**THE EXERCISE:** Make an exact copy of each entry, leaving out every picture.

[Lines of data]
================================
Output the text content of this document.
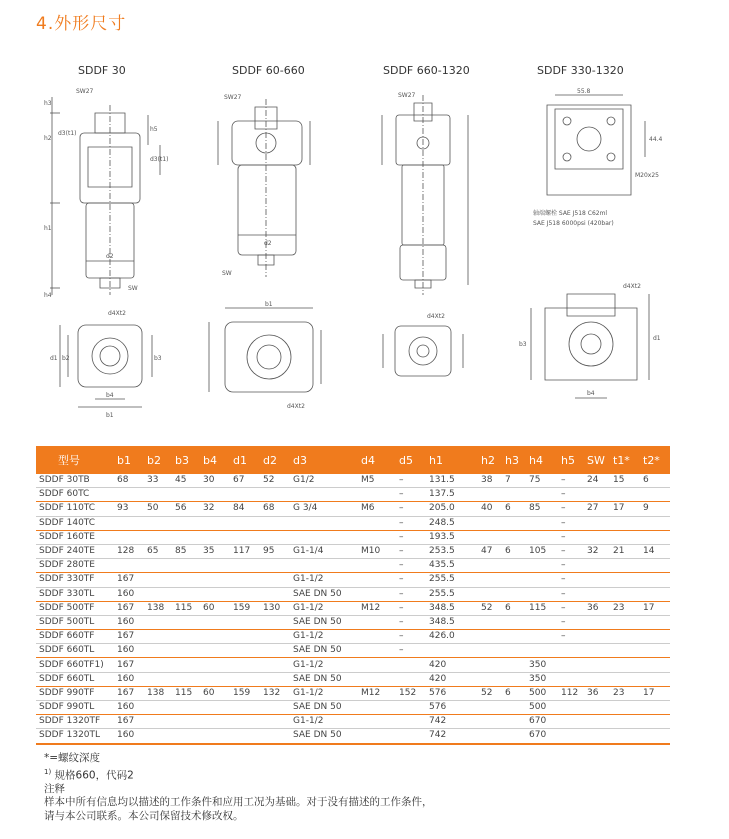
4.外形尺寸
SDDF 30	SDDF 60-660	SDDF 660-1320	SDDF 330-1320
h3
h2
h1
h4
SW27
d3(t1)
h5
d3(t1)
d2
SW
SW27
d2
SW
SW27
55.8
44.4
M20x25
轴端螺栓 SAE J518 C62ml
SAE J518 6000psi (420bar)
d4Xt2
d1 b2	b3
b4
b1
b1
d4Xt2
d4Xt2
d4Xt2
b3
b4
d1
型号	b1	b2	b3	b4	d1	d2	d3	d4	d5	h1	h2	h3	h4	h5	SW	t1*	t2*
SDDF 30TB	68	33	45	30	67	52	G1/2	M5	–	131.5	38	7	75	–	24	15	6
SDDF 60TC									–	137.5				–			
SDDF 110TC	93	50	56	32	84	68	G 3/4	M6	–	205.0	40	6	85	–	27	17	9
SDDF 140TC									–	248.5				–			
SDDF 160TE									–	193.5				–			
SDDF 240TE	128	65	85	35	117	95	G1-1/4	M10	–	253.5	47	6	105	–	32	21	14
SDDF 280TE									–	435.5				–			
SDDF 330TF	167						G1-1/2		–	255.5				–			
SDDF 330TL	160						SAE DN 50		–	255.5				–			
SDDF 500TF	167	138	115	60	159	130	G1-1/2	M12	–	348.5	52	6	115	–	36	23	17
SDDF 500TL	160						SAE DN 50		–	348.5				–			
SDDF 660TF	167						G1-1/2		–	426.0				–			
SDDF 660TL	160						SAE DN 50		–								
SDDF 660TF1)	167						G1-1/2			420			350				
SDDF 660TL	160						SAE DN 50			420			350				
SDDF 990TF	167	138	115	60	159	132	G1-1/2	M12	152	576	52	6	500	112	36	23	17
SDDF 990TL	160						SAE DN 50			576			500				
SDDF 1320TF	167						G1-1/2			742			670				
SDDF 1320TL	160						SAE DN 50			742			670				
*=螺纹深度
$^{1)}$ 规格660，代码2
注释
样本中所有信息均以描述的工作条件和应用工况为基础。对于没有描述的工作条件，
请与本公司联系。本公司保留技术修改权。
================================
**ANSWER TO THIS TASK:**
Output the text content of this document.
4.外形尺寸
SDDF 30	SDDF 60-660	SDDF 660-1320	SDDF 330-1320
h3
h2
h1
h4
SW27
d3(t1)
h5
d3(t1)
d2
SW
SW27
d2
SW
SW27
55.8
44.4
M20x25
轴端螺栓 SAE J518 C62ml
SAE J518 6000psi (420bar)
d4Xt2
d1 b2	b3
b4
b1
b1
d4Xt2
d4Xt2
d4Xt2
b3
b4
d1
型号	b1	b2	b3	b4	d1	d2	d3	d4	d5	h1	h2	h3	h4	h5	SW	t1*	t2*
SDDF 30TB	68	33	45	30	67	52	G1/2	M5	–	131.5	38	7	75	–	24	15	6
SDDF 60TC									–	137.5				–			
SDDF 110TC	93	50	56	32	84	68	G 3/4	M6	–	205.0	40	6	85	–	27	17	9
SDDF 140TC									–	248.5				–			
SDDF 160TE									–	193.5				–			
SDDF 240TE	128	65	85	35	117	95	G1-1/4	M10	–	253.5	47	6	105	–	32	21	14
SDDF 280TE									–	435.5				–			
SDDF 330TF	167						G1-1/2		–	255.5				–			
SDDF 330TL	160						SAE DN 50		–	255.5				–			
SDDF 500TF	167	138	115	60	159	130	G1-1/2	M12	–	348.5	52	6	115	–	36	23	17
SDDF 500TL	160						SAE DN 50		–	348.5				–			
SDDF 660TF	167						G1-1/2		–	426.0				–			
SDDF 660TL	160						SAE DN 50		–								
SDDF 660TF1)	167						G1-1/2			420			350				
SDDF 660TL	160						SAE DN 50			420			350				
SDDF 990TF	167	138	115	60	159	132	G1-1/2	M12	152	576	52	6	500	112	36	23	17
SDDF 990TL	160						SAE DN 50			576			500				
SDDF 1320TF	167						G1-1/2			742			670				
SDDF 1320TL	160						SAE DN 50			742			670				
*=螺纹深度
$^{1)}$ 规格660，代码2
注释
样本中所有信息均以描述的工作条件和应用工况为基础。对于没有描述的工作条件，
请与本公司联系。本公司保留技术修改权。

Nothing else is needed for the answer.